Pick out every line in the entries below that contains the string "item", and copy each such line in full.

━━━ Given data ━━━

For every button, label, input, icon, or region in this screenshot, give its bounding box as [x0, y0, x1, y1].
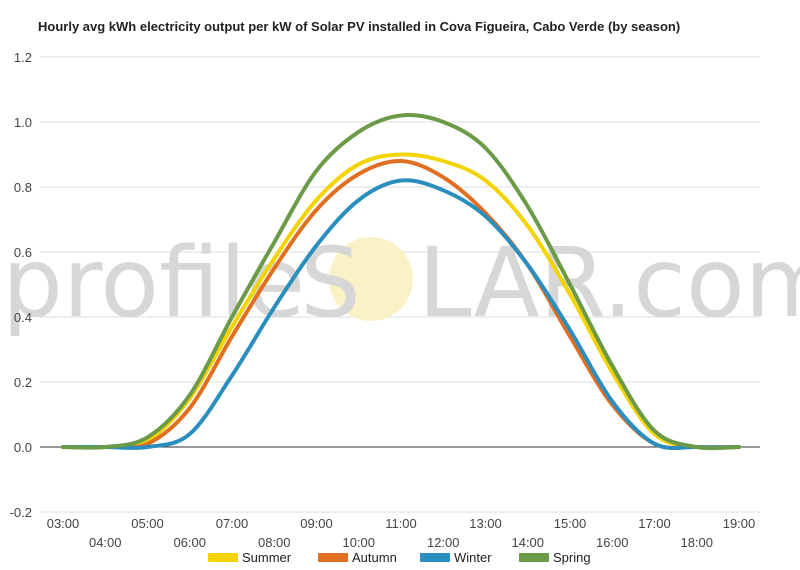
legend-swatch: [318, 553, 348, 562]
watermark: profile S LAR.com: [2, 227, 800, 339]
x-tick-label: 13:00: [469, 516, 502, 531]
y-axis-ticks: -0.2 0.0 0.2 0.4 0.6 0.8 1.0 1.2: [10, 50, 32, 520]
x-tick-label: 03:00: [47, 516, 80, 531]
legend-item-spring: Spring: [519, 550, 591, 565]
x-tick-label: 16:00: [596, 535, 629, 550]
legend-swatch: [519, 553, 549, 562]
watermark-text-left: profile: [2, 227, 305, 339]
x-tick-label: 12:00: [427, 535, 460, 550]
y-tick-label: 0.8: [14, 180, 32, 195]
legend-label: Winter: [454, 550, 492, 565]
y-tick-label: 0.0: [14, 440, 32, 455]
watermark-text-right: LAR.com: [418, 227, 800, 339]
x-tick-label: 05:00: [131, 516, 164, 531]
series-lines: [61, 113, 741, 451]
y-tick-label: 1.0: [14, 115, 32, 130]
x-tick-label: 17:00: [638, 516, 671, 531]
watermark-sun: [329, 237, 413, 321]
watermark-text-mid: S: [300, 227, 361, 339]
y-tick-label: 0.2: [14, 375, 32, 390]
legend-swatch: [420, 553, 450, 562]
legend-item-winter: Winter: [420, 550, 492, 565]
x-tick-label: 11:00: [385, 516, 417, 531]
y-tick-label: 0.4: [14, 310, 32, 325]
y-tick-label: 1.2: [14, 50, 32, 65]
x-tick-label: 15:00: [554, 516, 587, 531]
x-tick-label: 04:00: [89, 535, 122, 550]
legend: Summer Autumn Winter Spring: [208, 550, 591, 565]
legend-label: Spring: [553, 550, 591, 565]
x-tick-label: 19:00: [723, 516, 756, 531]
y-tick-label: -0.2: [10, 505, 32, 520]
legend-item-summer: Summer: [208, 550, 292, 565]
x-tick-label: 14:00: [511, 535, 544, 550]
x-tick-label: 10:00: [342, 535, 375, 550]
y-tick-label: 0.6: [14, 245, 32, 260]
series-line-winter: [61, 178, 741, 451]
x-tick-label: 07:00: [216, 516, 249, 531]
legend-item-autumn: Autumn: [318, 550, 397, 565]
x-tick-label: 06:00: [173, 535, 206, 550]
series-line-spring: [61, 113, 741, 451]
x-axis-ticks: 03:00 04:00 05:00 06:00 07:00 08:00 09:00 10:00…: [47, 516, 756, 550]
x-tick-label: 18:00: [680, 535, 713, 550]
legend-swatch: [208, 553, 238, 562]
x-tick-label: 09:00: [300, 516, 333, 531]
chart-title: Hourly avg kWh electricity output per kW…: [38, 19, 681, 34]
legend-label: Summer: [242, 550, 292, 565]
legend-label: Autumn: [352, 550, 397, 565]
x-tick-label: 08:00: [258, 535, 291, 550]
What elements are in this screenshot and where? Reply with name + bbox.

━━━

— Result for this task —
legend-item-spring: Spring: [519, 550, 591, 565]
legend-item-winter: Winter: [420, 550, 492, 565]
legend-item-summer: Summer: [208, 550, 292, 565]
legend-item-autumn: Autumn: [318, 550, 397, 565]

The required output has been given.